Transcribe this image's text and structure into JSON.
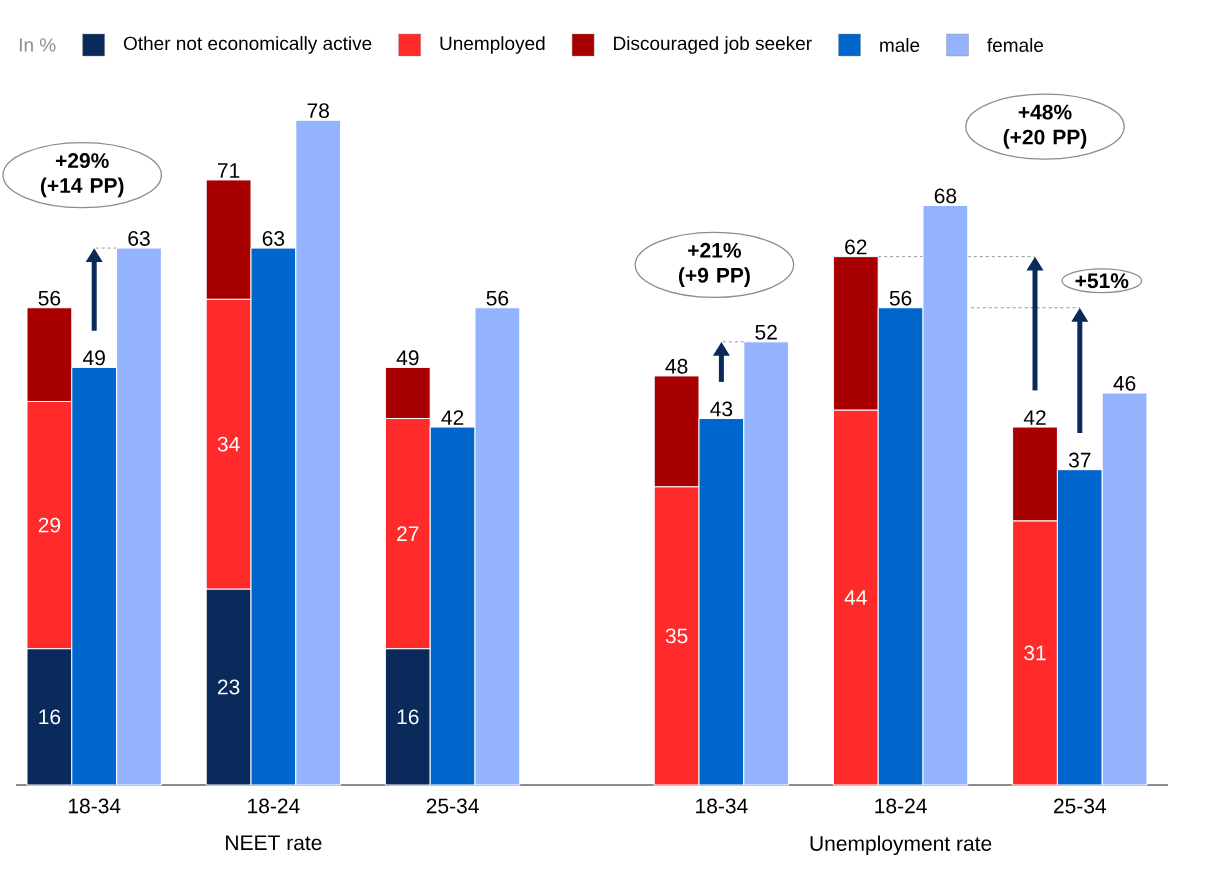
{
  "chart_data": {
    "type": "bar",
    "stacked": true,
    "legend": "top",
    "legend_title": "In %",
    "categories": [
      null,
      "18-34",
      null,
      null,
      null,
      "18-24",
      null,
      null,
      null,
      "25-34",
      null,
      null,
      null,
      null,
      null,
      "18-34",
      null,
      null,
      null,
      "18-24",
      null,
      null,
      null,
      "25-34",
      null
    ],
    "series": [
      {
        "name": "Other not economically active",
        "color": "#0a2a5c",
        "values": [
          16,
          null,
          null,
          null,
          23,
          null,
          null,
          null,
          16,
          null,
          null,
          null,
          null,
          null,
          null,
          null,
          null,
          null,
          null,
          null,
          null,
          null,
          null,
          null,
          null
        ],
        "value_labels": [
          "16",
          null,
          null,
          null,
          "23",
          null,
          null,
          null,
          "16",
          null,
          null,
          null,
          null,
          null,
          null,
          null,
          null,
          null,
          null,
          null,
          null,
          null,
          null,
          null,
          null
        ]
      },
      {
        "name": "Unemployed",
        "color": "#ff2a2a",
        "values": [
          29,
          null,
          null,
          null,
          34,
          null,
          null,
          null,
          27,
          null,
          null,
          null,
          null,
          null,
          35,
          null,
          null,
          null,
          44,
          null,
          null,
          null,
          31,
          null,
          null
        ],
        "value_labels": [
          "29",
          null,
          null,
          null,
          "34",
          null,
          null,
          null,
          "27",
          null,
          null,
          null,
          null,
          null,
          "35",
          null,
          null,
          null,
          "44",
          null,
          null,
          null,
          "31",
          null,
          null
        ]
      },
      {
        "name": "Discouraged job seeker",
        "color": "#a80000",
        "values": [
          11,
          null,
          null,
          null,
          14,
          null,
          null,
          null,
          6,
          null,
          null,
          null,
          null,
          null,
          13,
          null,
          null,
          null,
          18,
          null,
          null,
          null,
          11,
          null,
          null
        ]
      },
      {
        "name": "male",
        "color": "#0066cc",
        "values": [
          null,
          49,
          null,
          null,
          null,
          63,
          null,
          null,
          null,
          42,
          null,
          null,
          null,
          null,
          null,
          43,
          null,
          null,
          null,
          56,
          null,
          null,
          null,
          37,
          null
        ],
        "value_labels": [
          null,
          "49",
          null,
          null,
          null,
          "63",
          null,
          null,
          null,
          "42",
          null,
          null,
          null,
          null,
          null,
          "43",
          null,
          null,
          null,
          "56",
          null,
          null,
          null,
          "37",
          null
        ]
      },
      {
        "name": "female",
        "color": "#94b3ff",
        "values": [
          null,
          null,
          63,
          null,
          null,
          null,
          78,
          null,
          null,
          null,
          56,
          null,
          null,
          null,
          null,
          null,
          52,
          null,
          null,
          null,
          68,
          null,
          null,
          null,
          46
        ],
        "value_labels": [
          null,
          null,
          "63",
          null,
          null,
          null,
          "78",
          null,
          null,
          null,
          "56",
          null,
          null,
          null,
          null,
          null,
          "52",
          null,
          null,
          null,
          "68",
          null,
          null,
          null,
          "46"
        ]
      }
    ],
    "totals": [
      "56",
      null,
      null,
      null,
      "71",
      null,
      null,
      null,
      "49",
      null,
      null,
      null,
      null,
      null,
      "48",
      null,
      null,
      null,
      "62",
      null,
      null,
      null,
      "42",
      null,
      null
    ],
    "annotations": [
      "+29% (+14 PP)",
      "+21% (+9 PP)",
      "+48% (+20 PP)",
      "+51%",
      "NEET rate",
      "Unemployment rate"
    ]
  }
}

• • • •

Gather every line containing the word "name" and copy it.

• [Correct result]
        "name": "Other not economically active",
        "name": "Unemployed",
        "name": "Discouraged job seeker",
        "name": "male",
        "name": "female",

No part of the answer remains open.